● What you will do:
Set down the records once more, please, exactly and with the pictures left out.
════════════════
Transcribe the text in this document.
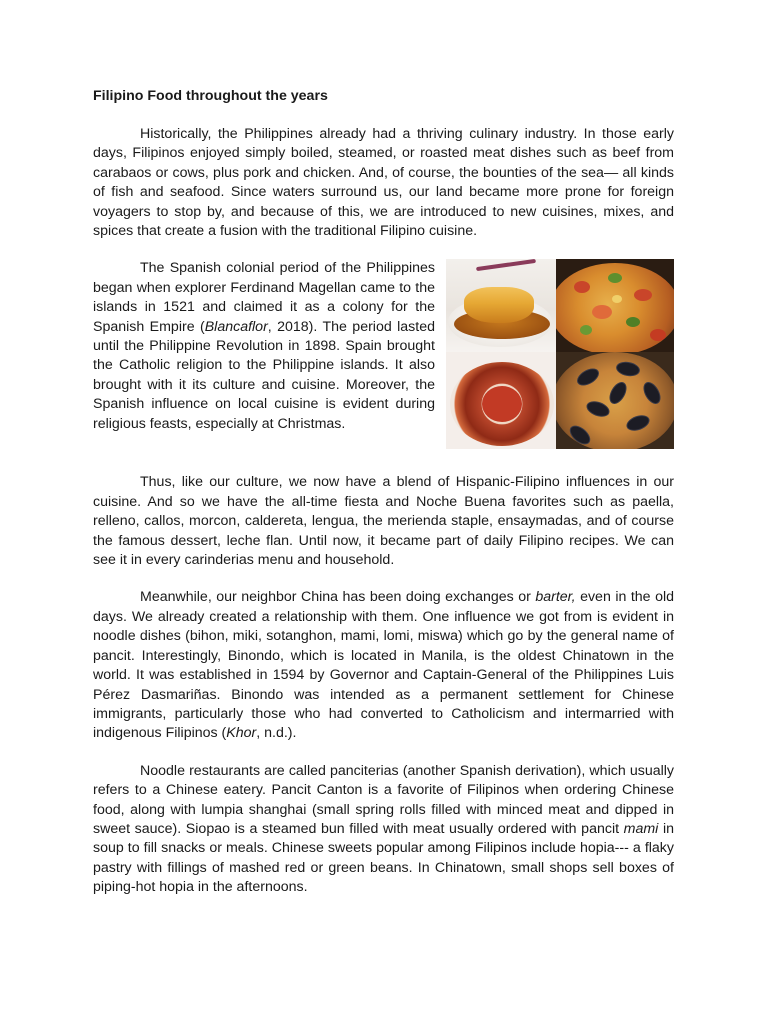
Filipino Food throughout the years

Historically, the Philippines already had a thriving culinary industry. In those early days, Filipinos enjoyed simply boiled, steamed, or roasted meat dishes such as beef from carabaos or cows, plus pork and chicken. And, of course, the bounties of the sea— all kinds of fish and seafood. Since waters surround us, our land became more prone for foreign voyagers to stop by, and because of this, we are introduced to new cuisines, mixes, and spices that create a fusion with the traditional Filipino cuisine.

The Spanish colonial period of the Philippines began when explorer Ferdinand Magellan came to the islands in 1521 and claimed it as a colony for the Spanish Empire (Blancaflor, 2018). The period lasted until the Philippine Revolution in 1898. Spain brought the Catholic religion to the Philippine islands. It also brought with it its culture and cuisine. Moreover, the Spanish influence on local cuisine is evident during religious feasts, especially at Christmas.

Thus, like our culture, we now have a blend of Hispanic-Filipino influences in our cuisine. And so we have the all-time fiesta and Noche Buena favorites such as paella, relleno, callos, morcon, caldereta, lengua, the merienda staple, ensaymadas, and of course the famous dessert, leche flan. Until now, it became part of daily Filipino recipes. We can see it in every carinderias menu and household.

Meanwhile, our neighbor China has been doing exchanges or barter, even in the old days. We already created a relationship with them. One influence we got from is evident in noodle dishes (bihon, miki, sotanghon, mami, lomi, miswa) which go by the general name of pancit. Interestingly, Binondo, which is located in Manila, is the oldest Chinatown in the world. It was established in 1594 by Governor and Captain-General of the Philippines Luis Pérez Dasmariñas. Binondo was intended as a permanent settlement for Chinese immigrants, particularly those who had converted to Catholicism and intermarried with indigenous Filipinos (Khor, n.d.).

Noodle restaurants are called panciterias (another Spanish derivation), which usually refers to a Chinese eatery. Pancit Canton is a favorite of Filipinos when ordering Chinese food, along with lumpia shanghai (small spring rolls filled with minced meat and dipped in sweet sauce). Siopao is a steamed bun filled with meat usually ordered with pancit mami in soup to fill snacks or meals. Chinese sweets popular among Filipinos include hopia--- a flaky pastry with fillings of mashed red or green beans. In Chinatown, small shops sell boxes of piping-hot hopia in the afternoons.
════════════════
● Complete output:
Transcribe the text in this document.
Filipino Food throughout the years

Historically, the Philippines already had a thriving culinary industry. In those early days, Filipinos enjoyed simply boiled, steamed, or roasted meat dishes such as beef from carabaos or cows, plus pork and chicken. And, of course, the bounties of the sea— all kinds of fish and seafood. Since waters surround us, our land became more prone for foreign voyagers to stop by, and because of this, we are introduced to new cuisines, mixes, and spices that create a fusion with the traditional Filipino cuisine.

The Spanish colonial period of the Philippines began when explorer Ferdinand Magellan came to the islands in 1521 and claimed it as a colony for the Spanish Empire (Blancaflor, 2018). The period lasted until the Philippine Revolution in 1898. Spain brought the Catholic religion to the Philippine islands. It also brought with it its culture and cuisine. Moreover, the Spanish influence on local cuisine is evident during religious feasts, especially at Christmas.

Thus, like our culture, we now have a blend of Hispanic-Filipino influences in our cuisine. And so we have the all-time fiesta and Noche Buena favorites such as paella, relleno, callos, morcon, caldereta, lengua, the merienda staple, ensaymadas, and of course the famous dessert, leche flan. Until now, it became part of daily Filipino recipes. We can see it in every carinderias menu and household.

Meanwhile, our neighbor China has been doing exchanges or barter, even in the old days. We already created a relationship with them. One influence we got from is evident in noodle dishes (bihon, miki, sotanghon, mami, lomi, miswa) which go by the general name of pancit. Interestingly, Binondo, which is located in Manila, is the oldest Chinatown in the world. It was established in 1594 by Governor and Captain-General of the Philippines Luis Pérez Dasmariñas. Binondo was intended as a permanent settlement for Chinese immigrants, particularly those who had converted to Catholicism and intermarried with indigenous Filipinos (Khor, n.d.).

Noodle restaurants are called panciterias (another Spanish derivation), which usually refers to a Chinese eatery. Pancit Canton is a favorite of Filipinos when ordering Chinese food, along with lumpia shanghai (small spring rolls filled with minced meat and dipped in sweet sauce). Siopao is a steamed bun filled with meat usually ordered with pancit mami in soup to fill snacks or meals. Chinese sweets popular among Filipinos include hopia--- a flaky pastry with fillings of mashed red or green beans. In Chinatown, small shops sell boxes of piping-hot hopia in the afternoons.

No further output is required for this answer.